- Written exercise -
Repeat, line for line, the entries printed below.

(Records from a dataset)
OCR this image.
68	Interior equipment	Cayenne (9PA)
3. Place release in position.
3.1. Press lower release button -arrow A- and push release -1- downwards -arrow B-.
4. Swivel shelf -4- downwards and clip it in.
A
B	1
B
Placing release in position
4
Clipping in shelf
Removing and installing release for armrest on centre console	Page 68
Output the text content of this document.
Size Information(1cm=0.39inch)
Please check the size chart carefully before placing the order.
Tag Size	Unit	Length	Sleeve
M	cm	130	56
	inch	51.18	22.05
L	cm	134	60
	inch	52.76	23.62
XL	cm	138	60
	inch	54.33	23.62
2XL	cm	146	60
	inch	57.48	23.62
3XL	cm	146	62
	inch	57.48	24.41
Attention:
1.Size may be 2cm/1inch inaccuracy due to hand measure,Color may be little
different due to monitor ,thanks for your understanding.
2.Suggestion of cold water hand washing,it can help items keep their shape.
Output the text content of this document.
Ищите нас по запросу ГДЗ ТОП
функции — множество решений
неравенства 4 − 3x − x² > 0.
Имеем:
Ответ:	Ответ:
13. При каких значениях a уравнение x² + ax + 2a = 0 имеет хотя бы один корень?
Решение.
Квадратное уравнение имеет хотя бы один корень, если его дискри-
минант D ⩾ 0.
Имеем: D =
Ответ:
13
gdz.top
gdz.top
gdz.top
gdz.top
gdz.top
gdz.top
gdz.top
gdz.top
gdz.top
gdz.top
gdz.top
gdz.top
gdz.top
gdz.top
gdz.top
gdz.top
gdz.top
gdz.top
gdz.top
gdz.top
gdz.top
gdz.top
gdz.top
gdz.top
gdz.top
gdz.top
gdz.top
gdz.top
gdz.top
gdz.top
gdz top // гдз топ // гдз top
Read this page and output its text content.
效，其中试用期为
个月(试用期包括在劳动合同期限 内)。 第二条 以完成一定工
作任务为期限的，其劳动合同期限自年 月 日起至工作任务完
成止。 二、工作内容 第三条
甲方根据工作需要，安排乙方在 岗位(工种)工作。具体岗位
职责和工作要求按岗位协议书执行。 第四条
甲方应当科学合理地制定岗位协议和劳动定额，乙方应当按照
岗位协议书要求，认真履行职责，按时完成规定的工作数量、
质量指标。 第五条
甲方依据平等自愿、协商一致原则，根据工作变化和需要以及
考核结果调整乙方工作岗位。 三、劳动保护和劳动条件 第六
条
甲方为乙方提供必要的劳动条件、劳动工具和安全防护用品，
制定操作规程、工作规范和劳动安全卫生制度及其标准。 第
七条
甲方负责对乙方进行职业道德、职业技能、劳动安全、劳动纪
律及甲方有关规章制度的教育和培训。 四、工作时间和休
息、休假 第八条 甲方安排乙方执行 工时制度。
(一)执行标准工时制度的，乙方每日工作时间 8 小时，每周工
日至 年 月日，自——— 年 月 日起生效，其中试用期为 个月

- Problem solution -
OCR this image.
68	Interior equipment	Cayenne (9PA)
3. Place release in position.
3.1. Press lower release button -arrow A- and push release -1- downwards -arrow B-.
4. Swivel shelf -4- downwards and clip it in.
A
B	1
B
Placing release in position
4
Clipping in shelf
Removing and installing release for armrest on centre console	Page 68
Output the text content of this document.
Size Information(1cm=0.39inch)
Please check the size chart carefully before placing the order.
Tag Size	Unit	Length	Sleeve
M	cm	130	56
	inch	51.18	22.05
L	cm	134	60
	inch	52.76	23.62
XL	cm	138	60
	inch	54.33	23.62
2XL	cm	146	60
	inch	57.48	23.62
3XL	cm	146	62
	inch	57.48	24.41
Attention:
1.Size may be 2cm/1inch inaccuracy due to hand measure,Color may be little
different due to monitor ,thanks for your understanding.
2.Suggestion of cold water hand washing,it can help items keep their shape.
Output the text content of this document.
Ищите нас по запросу ГДЗ ТОП
функции — множество решений
неравенства 4 − 3x − x² > 0.
Имеем:
Ответ:	Ответ:
13. При каких значениях a уравнение x² + ax + 2a = 0 имеет хотя бы один корень?
Решение.
Квадратное уравнение имеет хотя бы один корень, если его дискри-
минант D ⩾ 0.
Имеем: D =
Ответ:
13
gdz.top
gdz.top
gdz.top
gdz.top
gdz.top
gdz.top
gdz.top
gdz.top
gdz.top
gdz.top
gdz.top
gdz.top
gdz.top
gdz.top
gdz.top
gdz.top
gdz.top
gdz.top
gdz.top
gdz.top
gdz.top
gdz.top
gdz.top
gdz.top
gdz.top
gdz.top
gdz.top
gdz.top
gdz.top
gdz.top
gdz top // гдз топ // гдз top
Read this page and output its text content.
效，其中试用期为
个月(试用期包括在劳动合同期限 内)。 第二条 以完成一定工
作任务为期限的，其劳动合同期限自年 月 日起至工作任务完
成止。 二、工作内容 第三条
甲方根据工作需要，安排乙方在 岗位(工种)工作。具体岗位
职责和工作要求按岗位协议书执行。 第四条
甲方应当科学合理地制定岗位协议和劳动定额，乙方应当按照
岗位协议书要求，认真履行职责，按时完成规定的工作数量、
质量指标。 第五条
甲方依据平等自愿、协商一致原则，根据工作变化和需要以及
考核结果调整乙方工作岗位。 三、劳动保护和劳动条件 第六
条
甲方为乙方提供必要的劳动条件、劳动工具和安全防护用品，
制定操作规程、工作规范和劳动安全卫生制度及其标准。 第
七条
甲方负责对乙方进行职业道德、职业技能、劳动安全、劳动纪
律及甲方有关规章制度的教育和培训。 四、工作时间和休
息、休假 第八条 甲方安排乙方执行 工时制度。
(一)执行标准工时制度的，乙方每日工作时间 8 小时，每周工
日至 年 月日，自——— 年 月 日起生效，其中试用期为 个月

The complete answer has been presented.